◆ Material for this task
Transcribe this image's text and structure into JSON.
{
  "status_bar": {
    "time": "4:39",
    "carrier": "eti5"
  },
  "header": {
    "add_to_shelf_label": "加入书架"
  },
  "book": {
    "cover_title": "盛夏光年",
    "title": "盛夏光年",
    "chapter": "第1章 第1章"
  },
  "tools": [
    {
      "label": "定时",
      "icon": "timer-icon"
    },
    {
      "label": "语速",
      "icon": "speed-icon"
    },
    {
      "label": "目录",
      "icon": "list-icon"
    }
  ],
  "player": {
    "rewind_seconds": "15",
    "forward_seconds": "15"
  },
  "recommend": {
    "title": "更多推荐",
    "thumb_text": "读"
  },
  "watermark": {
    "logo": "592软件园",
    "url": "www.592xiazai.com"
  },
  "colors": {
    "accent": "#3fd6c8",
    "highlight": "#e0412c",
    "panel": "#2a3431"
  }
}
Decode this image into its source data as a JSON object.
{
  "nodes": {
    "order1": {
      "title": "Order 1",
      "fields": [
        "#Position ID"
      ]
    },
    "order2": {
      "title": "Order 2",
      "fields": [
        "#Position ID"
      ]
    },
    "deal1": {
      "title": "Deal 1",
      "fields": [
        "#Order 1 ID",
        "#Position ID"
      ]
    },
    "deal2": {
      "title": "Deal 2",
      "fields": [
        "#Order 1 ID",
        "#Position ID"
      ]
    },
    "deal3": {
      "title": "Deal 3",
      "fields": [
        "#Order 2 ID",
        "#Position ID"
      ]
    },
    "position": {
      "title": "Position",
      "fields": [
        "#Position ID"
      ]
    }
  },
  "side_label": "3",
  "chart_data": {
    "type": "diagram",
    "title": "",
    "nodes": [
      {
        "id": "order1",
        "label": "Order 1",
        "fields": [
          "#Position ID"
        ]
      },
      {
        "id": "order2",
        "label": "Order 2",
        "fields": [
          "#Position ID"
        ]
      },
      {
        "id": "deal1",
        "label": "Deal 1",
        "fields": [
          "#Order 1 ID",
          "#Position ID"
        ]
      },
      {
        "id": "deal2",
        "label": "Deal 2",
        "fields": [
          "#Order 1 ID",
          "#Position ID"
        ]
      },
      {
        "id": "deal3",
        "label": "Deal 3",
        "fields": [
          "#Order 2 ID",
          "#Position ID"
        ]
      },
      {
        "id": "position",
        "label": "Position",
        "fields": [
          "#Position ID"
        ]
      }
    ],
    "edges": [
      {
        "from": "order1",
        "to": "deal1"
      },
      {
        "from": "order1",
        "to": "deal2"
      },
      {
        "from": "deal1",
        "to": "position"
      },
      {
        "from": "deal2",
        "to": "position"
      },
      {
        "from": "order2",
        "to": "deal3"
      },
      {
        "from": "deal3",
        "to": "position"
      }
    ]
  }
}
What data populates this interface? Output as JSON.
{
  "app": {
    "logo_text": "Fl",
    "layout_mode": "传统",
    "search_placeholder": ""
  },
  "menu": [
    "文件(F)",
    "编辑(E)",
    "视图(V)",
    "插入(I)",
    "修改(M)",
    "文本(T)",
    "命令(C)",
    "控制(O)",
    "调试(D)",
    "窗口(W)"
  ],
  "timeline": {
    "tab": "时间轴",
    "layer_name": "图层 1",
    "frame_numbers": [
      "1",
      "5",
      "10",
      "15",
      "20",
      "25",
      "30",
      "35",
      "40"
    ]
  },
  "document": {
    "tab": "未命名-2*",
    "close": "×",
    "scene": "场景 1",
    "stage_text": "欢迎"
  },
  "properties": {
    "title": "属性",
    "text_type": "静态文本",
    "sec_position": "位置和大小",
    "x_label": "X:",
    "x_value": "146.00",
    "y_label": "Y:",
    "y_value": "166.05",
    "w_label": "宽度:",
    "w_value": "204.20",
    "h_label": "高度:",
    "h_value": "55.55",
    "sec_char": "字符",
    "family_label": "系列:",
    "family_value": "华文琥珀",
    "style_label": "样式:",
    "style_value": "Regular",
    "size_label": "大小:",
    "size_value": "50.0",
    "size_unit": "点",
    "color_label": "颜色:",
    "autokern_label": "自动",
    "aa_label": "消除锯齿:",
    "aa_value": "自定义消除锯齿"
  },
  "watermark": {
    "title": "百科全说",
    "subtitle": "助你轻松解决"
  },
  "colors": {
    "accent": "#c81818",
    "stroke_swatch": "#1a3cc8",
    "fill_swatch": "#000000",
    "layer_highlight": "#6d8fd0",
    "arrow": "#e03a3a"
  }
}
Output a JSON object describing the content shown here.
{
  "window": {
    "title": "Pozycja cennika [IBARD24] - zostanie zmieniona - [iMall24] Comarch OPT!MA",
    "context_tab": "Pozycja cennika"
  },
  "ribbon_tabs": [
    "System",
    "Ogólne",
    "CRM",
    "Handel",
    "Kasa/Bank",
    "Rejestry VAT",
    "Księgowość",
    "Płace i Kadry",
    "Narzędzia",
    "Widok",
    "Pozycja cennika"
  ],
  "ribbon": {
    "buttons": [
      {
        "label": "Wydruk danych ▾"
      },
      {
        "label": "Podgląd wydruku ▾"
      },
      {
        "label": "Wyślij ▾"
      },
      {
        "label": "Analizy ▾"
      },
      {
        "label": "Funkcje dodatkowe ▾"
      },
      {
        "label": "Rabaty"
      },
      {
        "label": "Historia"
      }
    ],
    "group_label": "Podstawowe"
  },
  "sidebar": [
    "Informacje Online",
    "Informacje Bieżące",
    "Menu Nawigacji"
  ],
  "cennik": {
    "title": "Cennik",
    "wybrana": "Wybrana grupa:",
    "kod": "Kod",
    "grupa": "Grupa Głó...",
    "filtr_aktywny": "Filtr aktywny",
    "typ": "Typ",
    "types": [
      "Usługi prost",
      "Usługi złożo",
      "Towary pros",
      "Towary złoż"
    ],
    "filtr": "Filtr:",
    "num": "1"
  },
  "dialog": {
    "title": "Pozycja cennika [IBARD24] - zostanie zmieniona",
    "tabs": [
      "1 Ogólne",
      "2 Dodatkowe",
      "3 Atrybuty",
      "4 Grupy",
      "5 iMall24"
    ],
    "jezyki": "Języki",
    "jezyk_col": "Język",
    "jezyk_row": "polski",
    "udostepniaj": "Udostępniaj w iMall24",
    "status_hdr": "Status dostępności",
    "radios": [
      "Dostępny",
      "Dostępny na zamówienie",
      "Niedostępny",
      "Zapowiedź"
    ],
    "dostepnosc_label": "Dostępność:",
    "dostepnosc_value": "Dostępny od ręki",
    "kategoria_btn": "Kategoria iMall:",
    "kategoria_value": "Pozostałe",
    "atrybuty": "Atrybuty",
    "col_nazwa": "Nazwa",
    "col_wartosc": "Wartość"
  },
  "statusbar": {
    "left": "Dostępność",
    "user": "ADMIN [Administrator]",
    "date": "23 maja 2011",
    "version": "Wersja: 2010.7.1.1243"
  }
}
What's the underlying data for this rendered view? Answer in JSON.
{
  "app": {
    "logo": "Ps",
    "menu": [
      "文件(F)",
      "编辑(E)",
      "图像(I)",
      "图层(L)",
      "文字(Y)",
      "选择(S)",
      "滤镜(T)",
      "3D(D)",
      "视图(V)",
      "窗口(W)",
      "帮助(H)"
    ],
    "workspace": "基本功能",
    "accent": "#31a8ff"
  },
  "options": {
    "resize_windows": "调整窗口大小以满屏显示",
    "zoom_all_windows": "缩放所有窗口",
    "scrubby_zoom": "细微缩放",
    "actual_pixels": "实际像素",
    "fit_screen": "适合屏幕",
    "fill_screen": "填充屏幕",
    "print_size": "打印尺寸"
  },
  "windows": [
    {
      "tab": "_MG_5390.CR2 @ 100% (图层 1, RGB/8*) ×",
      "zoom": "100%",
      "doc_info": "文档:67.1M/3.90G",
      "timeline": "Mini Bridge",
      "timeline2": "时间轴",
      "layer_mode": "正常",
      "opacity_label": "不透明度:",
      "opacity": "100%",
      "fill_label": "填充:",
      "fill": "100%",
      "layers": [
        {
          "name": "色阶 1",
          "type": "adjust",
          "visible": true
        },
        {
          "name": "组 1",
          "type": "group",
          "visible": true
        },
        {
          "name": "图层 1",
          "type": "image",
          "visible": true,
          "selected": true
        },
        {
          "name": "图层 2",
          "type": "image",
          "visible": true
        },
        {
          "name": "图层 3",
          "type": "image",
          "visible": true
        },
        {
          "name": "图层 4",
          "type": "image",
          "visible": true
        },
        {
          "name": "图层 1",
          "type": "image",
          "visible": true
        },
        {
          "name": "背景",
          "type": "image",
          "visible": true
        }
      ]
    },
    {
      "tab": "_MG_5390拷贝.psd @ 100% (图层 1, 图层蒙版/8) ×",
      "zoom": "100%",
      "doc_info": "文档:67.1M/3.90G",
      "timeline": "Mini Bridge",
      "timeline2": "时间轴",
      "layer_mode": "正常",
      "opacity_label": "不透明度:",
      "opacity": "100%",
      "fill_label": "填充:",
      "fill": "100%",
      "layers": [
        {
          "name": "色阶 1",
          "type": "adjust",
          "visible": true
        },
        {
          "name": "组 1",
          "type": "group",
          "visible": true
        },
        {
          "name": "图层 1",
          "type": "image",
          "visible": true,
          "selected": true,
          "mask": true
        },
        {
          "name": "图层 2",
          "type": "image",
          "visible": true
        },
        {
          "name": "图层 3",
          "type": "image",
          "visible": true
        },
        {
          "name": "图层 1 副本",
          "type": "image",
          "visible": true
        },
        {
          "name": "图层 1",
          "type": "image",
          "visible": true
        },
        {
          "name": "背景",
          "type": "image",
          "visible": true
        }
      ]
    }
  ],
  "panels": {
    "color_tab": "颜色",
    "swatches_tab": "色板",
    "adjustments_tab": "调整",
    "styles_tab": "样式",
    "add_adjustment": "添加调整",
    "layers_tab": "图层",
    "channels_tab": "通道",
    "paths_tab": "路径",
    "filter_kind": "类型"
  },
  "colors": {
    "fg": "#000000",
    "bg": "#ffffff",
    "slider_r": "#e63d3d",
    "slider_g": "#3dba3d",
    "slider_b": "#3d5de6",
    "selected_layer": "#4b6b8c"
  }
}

◆ Required work
Extract each line holding the word "Filtr" from the records.

◆ Answer to the exercise
    "filtr_aktywny": "Filtr aktywny",
    "filtr": "Filtr:",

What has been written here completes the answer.